(Stored data)
###

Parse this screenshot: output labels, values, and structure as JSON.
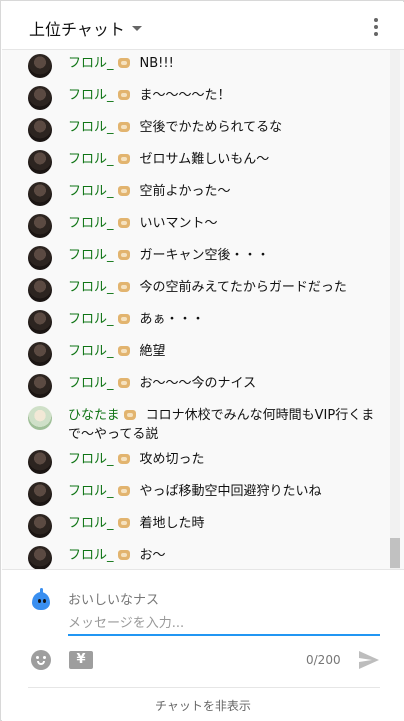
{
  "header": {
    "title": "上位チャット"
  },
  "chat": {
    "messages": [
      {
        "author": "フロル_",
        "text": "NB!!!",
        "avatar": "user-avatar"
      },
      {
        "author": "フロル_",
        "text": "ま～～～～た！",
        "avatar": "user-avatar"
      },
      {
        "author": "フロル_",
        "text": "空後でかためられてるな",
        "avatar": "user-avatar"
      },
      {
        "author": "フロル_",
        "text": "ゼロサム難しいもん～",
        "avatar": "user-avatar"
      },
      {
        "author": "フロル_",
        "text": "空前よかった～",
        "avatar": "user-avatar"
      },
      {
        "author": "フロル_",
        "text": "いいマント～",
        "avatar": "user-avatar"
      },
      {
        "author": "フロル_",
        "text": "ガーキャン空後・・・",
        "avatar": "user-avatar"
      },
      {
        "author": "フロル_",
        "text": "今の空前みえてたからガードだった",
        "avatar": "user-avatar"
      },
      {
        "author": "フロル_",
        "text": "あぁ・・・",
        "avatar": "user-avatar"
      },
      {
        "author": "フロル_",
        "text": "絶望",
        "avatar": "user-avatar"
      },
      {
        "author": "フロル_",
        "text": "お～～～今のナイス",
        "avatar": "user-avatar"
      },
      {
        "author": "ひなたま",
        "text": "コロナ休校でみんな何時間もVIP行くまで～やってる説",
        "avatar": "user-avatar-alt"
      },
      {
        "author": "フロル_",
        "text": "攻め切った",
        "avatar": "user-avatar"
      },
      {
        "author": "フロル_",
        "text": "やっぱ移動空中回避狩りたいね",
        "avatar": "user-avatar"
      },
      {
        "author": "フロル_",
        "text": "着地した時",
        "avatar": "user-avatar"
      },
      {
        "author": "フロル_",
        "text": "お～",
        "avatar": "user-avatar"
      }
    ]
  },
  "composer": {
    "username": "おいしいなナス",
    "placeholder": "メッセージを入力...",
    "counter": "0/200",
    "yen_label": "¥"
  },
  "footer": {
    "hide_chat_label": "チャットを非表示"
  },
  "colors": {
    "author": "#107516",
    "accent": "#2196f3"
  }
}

###

* TASK DESCRIPTION: Restate the whole of the material word for word without the pictures.

* REPLY:
Parse this screenshot: output labels, values, and structure as JSON.
{
  "header": {
    "title": "上位チャット"
  },
  "chat": {
    "messages": [
      {
        "author": "フロル_",
        "text": "NB!!!",
        "avatar": "user-avatar"
      },
      {
        "author": "フロル_",
        "text": "ま～～～～た！",
        "avatar": "user-avatar"
      },
      {
        "author": "フロル_",
        "text": "空後でかためられてるな",
        "avatar": "user-avatar"
      },
      {
        "author": "フロル_",
        "text": "ゼロサム難しいもん～",
        "avatar": "user-avatar"
      },
      {
        "author": "フロル_",
        "text": "空前よかった～",
        "avatar": "user-avatar"
      },
      {
        "author": "フロル_",
        "text": "いいマント～",
        "avatar": "user-avatar"
      },
      {
        "author": "フロル_",
        "text": "ガーキャン空後・・・",
        "avatar": "user-avatar"
      },
      {
        "author": "フロル_",
        "text": "今の空前みえてたからガードだった",
        "avatar": "user-avatar"
      },
      {
        "author": "フロル_",
        "text": "あぁ・・・",
        "avatar": "user-avatar"
      },
      {
        "author": "フロル_",
        "text": "絶望",
        "avatar": "user-avatar"
      },
      {
        "author": "フロル_",
        "text": "お～～～今のナイス",
        "avatar": "user-avatar"
      },
      {
        "author": "ひなたま",
        "text": "コロナ休校でみんな何時間もVIP行くまで～やってる説",
        "avatar": "user-avatar-alt"
      },
      {
        "author": "フロル_",
        "text": "攻め切った",
        "avatar": "user-avatar"
      },
      {
        "author": "フロル_",
        "text": "やっぱ移動空中回避狩りたいね",
        "avatar": "user-avatar"
      },
      {
        "author": "フロル_",
        "text": "着地した時",
        "avatar": "user-avatar"
      },
      {
        "author": "フロル_",
        "text": "お～",
        "avatar": "user-avatar"
      }
    ]
  },
  "composer": {
    "username": "おいしいなナス",
    "placeholder": "メッセージを入力...",
    "counter": "0/200",
    "yen_label": "¥"
  },
  "footer": {
    "hide_chat_label": "チャットを非表示"
  },
  "colors": {
    "author": "#107516",
    "accent": "#2196f3"
  }
}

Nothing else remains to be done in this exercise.